* Tarefas propostas:
1 > Edite a parte do texto sobre rádio entre "Bem, não saberia" e "papel? Por que?", inclusive, substituindo "algoritmo" por "sistema de recomendação".
2 > Expresse como uma lista JSON de strings as linhas dos registros, do início até a linha que contém "data-label: 18% <box>172 680 202 697</box>", inclusive. Use uma string por linha e omita as linhas em branco.
***** Trecho do texto *****
Acho que eles tocam, mas não de forma hegemônica, a execução não é expressiva. As rádios comerciais trabalham com o sucesso e o sucesso é muito difícil de entender no contexto atual. Sucesso é lotar o TCA ou Wet’n’wild? No geral, elas vão para os grupos de grande consumo dentro do seu segmento. Assim, uma rádio adulto contemporânea comercial vai tocar Tulipa sem problemas. Uma rádio jovem vai tocar Emicida, Criolo, Baiana… Existem outros que ainda não vazaram para o grande público, e quando digo grande, é grande mesmo, não no nicho. Só a rádio pública vai tocar Simone e Silva na mesma virada. Luedji e Caetano, Roberto Mendes com Pirombeira, Ana Carolina com Duda Beat. Agora é importante salientar que a rádio não pode sozinha fazer esse trabalho, a formação de plateia tem que acontecer fora das emissoras também.
– Pela mesma análise percebemos a ausência também de artistas ligados ao Rap, um estilo cada vez mais popular e ligado ao público jovem. Como a Nova Brasil e as rádios adultas podem atrair o público jovem, já que suas programações tem como base um repertório mais antigo? Há uma preocupação a esse respeito?
Bem, não saberia responder essa questão. Mas creio que não haverá mais diferença entre rádio e internet, vai ser tudo rádio, mas não como hoje. Por outro lado, creio que haverá sempre gente a fim de ouvir uma playlist com algum tipo de organização e curadoria e não aquele conteúdo escolhido apenas por si mesmo e nem o indicado pelo algoritmo. Acho que viver o ciclo faz parte, a era do samba-canção foi sucedida pela bossa nova, depois MPB, rock e as forças vão se impondo quase que organicamente. O mais legal de hoje é que as coisas não desaparecem, elas vão se justapondo, se sobrepondo e se recombinando.
– A Rádio sempre foi um tipo de veículo responsável por apresentar, lançar novos artistas. Vários nomes importantes da história da música ficaram conhecidos a partir da rádio. Você acha que as rádios perderam esse papel? Por que?
***** Dados fornecidos *****
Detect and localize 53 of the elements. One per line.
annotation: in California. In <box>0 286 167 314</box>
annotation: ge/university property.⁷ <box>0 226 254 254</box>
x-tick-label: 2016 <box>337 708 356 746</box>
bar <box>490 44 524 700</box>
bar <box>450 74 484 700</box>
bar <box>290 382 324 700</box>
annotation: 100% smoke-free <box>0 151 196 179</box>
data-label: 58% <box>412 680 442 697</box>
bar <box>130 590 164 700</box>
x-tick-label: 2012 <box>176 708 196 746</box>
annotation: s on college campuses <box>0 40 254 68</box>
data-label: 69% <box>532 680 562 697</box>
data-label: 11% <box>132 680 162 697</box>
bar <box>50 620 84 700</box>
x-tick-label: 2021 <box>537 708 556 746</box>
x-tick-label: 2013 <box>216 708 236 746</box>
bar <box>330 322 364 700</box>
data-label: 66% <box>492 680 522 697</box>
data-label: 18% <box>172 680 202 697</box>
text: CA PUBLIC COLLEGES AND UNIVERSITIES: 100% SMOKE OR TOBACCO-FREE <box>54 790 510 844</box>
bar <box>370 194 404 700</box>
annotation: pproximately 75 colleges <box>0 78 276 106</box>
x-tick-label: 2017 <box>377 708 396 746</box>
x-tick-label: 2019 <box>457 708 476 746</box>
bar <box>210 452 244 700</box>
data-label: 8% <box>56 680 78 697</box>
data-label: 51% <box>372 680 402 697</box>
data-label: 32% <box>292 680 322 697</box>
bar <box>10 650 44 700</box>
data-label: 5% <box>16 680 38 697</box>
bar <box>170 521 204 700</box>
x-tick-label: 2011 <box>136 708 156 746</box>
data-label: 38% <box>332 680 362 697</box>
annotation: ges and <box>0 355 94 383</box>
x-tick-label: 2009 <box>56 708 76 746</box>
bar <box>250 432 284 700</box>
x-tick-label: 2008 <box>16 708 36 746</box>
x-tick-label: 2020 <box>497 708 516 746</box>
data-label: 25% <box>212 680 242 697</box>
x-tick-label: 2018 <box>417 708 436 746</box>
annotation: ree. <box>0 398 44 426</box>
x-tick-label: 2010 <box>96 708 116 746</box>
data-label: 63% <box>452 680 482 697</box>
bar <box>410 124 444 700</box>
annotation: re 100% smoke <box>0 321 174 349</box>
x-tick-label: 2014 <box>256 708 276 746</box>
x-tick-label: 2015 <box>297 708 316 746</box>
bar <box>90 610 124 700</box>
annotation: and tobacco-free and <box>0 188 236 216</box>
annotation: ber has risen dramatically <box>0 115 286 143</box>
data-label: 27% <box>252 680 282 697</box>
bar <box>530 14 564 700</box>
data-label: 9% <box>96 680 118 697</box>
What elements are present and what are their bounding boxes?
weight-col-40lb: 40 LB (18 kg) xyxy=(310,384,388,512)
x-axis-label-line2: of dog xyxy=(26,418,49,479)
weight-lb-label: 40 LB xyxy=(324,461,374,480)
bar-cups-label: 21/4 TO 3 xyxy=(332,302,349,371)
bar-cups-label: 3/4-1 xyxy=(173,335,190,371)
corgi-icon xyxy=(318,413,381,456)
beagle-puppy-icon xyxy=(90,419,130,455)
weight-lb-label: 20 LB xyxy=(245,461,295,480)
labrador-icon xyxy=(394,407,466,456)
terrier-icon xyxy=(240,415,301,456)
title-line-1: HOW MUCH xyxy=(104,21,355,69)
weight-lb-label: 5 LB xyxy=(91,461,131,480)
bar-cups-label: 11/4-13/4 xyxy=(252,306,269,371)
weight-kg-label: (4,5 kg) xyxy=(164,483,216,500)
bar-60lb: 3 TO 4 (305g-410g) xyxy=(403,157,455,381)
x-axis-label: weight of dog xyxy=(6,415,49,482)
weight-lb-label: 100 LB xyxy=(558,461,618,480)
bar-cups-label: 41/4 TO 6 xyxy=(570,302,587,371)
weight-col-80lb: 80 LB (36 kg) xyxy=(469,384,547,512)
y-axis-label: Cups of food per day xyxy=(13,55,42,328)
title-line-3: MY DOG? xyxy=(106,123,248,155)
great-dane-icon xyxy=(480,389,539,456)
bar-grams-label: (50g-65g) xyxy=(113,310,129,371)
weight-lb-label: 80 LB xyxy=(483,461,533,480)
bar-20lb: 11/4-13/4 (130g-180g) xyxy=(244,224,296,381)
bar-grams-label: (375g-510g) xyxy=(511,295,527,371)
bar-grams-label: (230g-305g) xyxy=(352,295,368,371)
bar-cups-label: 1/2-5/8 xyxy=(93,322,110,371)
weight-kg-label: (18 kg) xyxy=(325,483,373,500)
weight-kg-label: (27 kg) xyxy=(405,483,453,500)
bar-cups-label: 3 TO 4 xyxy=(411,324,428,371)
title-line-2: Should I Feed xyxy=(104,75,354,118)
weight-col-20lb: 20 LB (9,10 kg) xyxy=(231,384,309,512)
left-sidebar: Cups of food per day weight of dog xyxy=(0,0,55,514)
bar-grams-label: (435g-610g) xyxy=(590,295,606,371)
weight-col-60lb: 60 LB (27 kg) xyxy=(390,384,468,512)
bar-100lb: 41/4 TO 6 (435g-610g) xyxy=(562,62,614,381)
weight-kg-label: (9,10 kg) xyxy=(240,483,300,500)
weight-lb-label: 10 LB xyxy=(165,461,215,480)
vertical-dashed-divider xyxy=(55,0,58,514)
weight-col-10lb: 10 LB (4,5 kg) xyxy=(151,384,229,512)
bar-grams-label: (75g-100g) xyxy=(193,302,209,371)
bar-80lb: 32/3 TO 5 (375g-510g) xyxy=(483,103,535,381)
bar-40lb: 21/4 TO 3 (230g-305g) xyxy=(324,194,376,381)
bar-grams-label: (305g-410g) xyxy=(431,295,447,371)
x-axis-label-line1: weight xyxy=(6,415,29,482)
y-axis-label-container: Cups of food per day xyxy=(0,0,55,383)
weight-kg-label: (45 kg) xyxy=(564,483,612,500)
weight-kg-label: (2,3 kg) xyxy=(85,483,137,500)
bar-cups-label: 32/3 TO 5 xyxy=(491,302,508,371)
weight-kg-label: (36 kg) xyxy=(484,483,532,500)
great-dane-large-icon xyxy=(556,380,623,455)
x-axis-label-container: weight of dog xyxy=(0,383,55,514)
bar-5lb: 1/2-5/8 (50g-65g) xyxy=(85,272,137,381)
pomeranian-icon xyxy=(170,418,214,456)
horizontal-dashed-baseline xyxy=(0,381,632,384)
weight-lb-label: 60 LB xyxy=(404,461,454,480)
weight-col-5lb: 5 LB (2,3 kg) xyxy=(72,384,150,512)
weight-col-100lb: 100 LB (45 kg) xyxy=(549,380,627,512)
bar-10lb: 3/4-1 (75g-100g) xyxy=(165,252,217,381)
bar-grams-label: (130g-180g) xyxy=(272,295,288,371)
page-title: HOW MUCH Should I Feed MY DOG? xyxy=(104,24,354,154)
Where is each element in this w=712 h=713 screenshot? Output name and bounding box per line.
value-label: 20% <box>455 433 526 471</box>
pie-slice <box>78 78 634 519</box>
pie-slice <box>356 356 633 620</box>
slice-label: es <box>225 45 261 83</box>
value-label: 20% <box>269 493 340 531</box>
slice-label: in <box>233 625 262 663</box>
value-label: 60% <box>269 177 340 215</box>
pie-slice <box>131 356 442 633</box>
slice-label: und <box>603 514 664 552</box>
*****
* Respostas fornecidas:
1 >
Bem, não saberia responder essa questão. Mas creio que não haverá mais diferença entre rádio e internet, vai ser tudo rádio, mas não como hoje. Por outro lado, creio que haverá sempre gente a fim de ouvir uma playlist com algum tipo de organização e curadoria e não aquele conteúdo escolhido apenas por si mesmo e nem o indicado pelo sistema de recomendação. Acho que viver o ciclo faz parte, a era do samba-canção foi sucedida pela bossa nova, depois MPB, rock e as forças vão se impondo quase que organicamente. O mais legal de hoje é que as coisas não desaparecem, elas vão se justapondo, se sobrepondo e se recombinando.
– A Rádio sempre foi um tipo de veículo responsável por apresentar, lançar novos artistas. Vários nomes importantes da história da música ficaram conhecidos a partir da rádio. Você acha que as rádios perderam esse papel? Por que?

2 >
[
  "Detect and localize 53 of the elements. One per line.",
  "annotation: in California. In <box>0 286 167 314</box>",
  "annotation: ge/university property.⁷ <box>0 226 254 254</box>",
  "x-tick-label: 2016 <box>337 708 356 746</box>",
  "bar <box>490 44 524 700</box>",
  "bar <box>450 74 484 700</box>",
  "bar <box>290 382 324 700</box>",
  "annotation: 100% smoke-free <box>0 151 196 179</box>",
  "data-label: 58% <box>412 680 442 697</box>",
  "bar <box>130 590 164 700</box>",
  "x-tick-label: 2012 <box>176 708 196 746</box>",
  "annotation: s on college campuses <box>0 40 254 68</box>",
  "data-label: 69% <box>532 680 562 697</box>",
  "data-label: 11% <box>132 680 162 697</box>",
  "bar <box>50 620 84 700</box>",
  "x-tick-label: 2021 <box>537 708 556 746</box>",
  "x-tick-label: 2013 <box>216 708 236 746</box>",
  "bar <box>330 322 364 700</box>",
  "data-label: 66% <box>492 680 522 697</box>",
  "data-label: 18% <box>172 680 202 697</box>"
]